Document excerpt:
Search code examples
javaalgorithmlevenshtein-distance

How do I find the percentage of similarity between two multiline Strings?


I have got two multi-line strings. I'm using the following code to determine the similarity between two of them. This makes use of Levenshtein distance algorithm.

  public static double similarity(String s1, String s2) {
    String longer = s1, shorter = s2;
    if (s1.length() < s2.length()) { 
      longer = s2; shorter = s1;
    }
    int longerLength = longer.length();
    if (longerLength == 0) { return 1.0; /* both strings are zero length */ }

    return (longerLength - editDistance(longer, shorter)) / (double) longerLength;

  }

  public static int editDistance(String s1, String s2) {
    s1 = s1.toLowerCase();
    s2 = s2.toLowerCase();

    int[] costs = new int[s2.length() + 1];
    for (int i = 0; i <= s1.length(); i++) {
      int lastValue = i;
      for (int j = 0; j <= s2.length(); j++) {
        if (i == 0)
          costs[j] = j;
        else {
          if (j > 0) {
            int newValue = costs[j - 1];
            if (s1.charAt(i - 1) != s2.charAt(j - 1))
              newValue = Math.min(Math.min(newValue, lastValue),
                  costs[j]) + 1;
            costs[j - 1] = lastValue;
            lastValue = newValue;
          }
        }
      }
      if (i > 0)
        costs[s2.length()] = lastValue;
    }
    return costs[s2.length()];
  }

But the above code is not working as expected.

For instance lets say that we have got the following two strings say s1 and s2,

S1 -> How do we optimize the performance? . What should we do to compare both strings to find the percentage of similarity between both?

S2-> How do we optimize tje performance? What should we do to compare both strings to find the percentage of similarity between both?

Recorded information:
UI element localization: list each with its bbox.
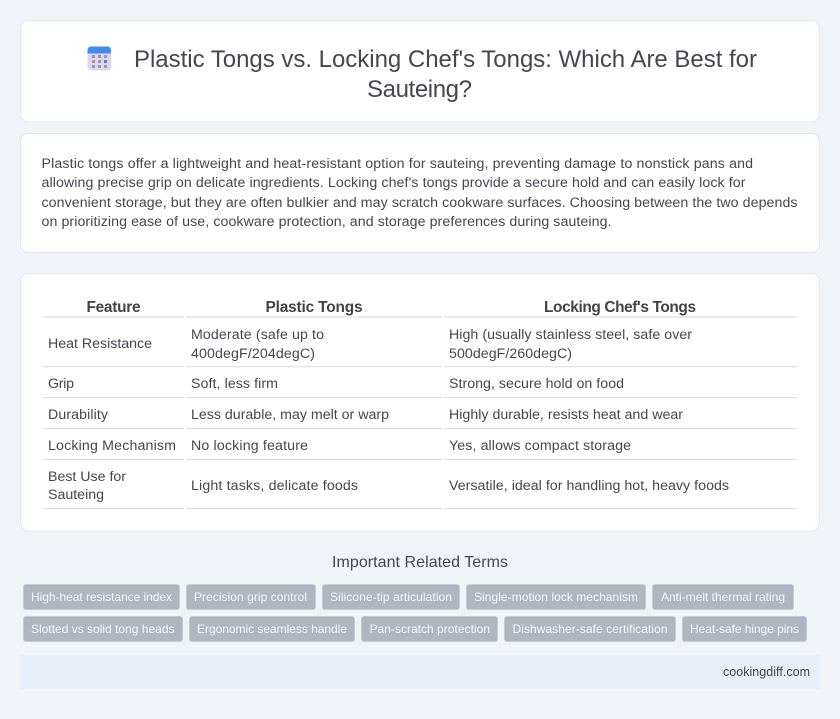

* * *

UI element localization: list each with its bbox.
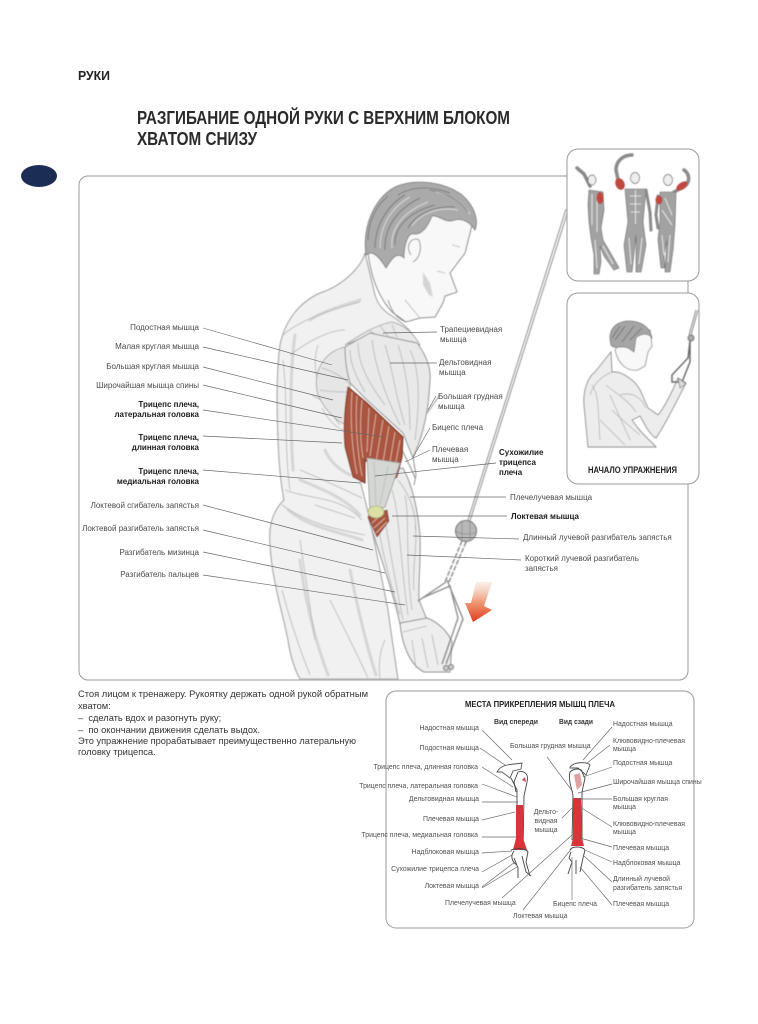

What is required:
In the forum thread on string similarity, what does the similarity method return when both strings have zero length? You won't need the listing for any of this.

Result below:
It returns 1.0.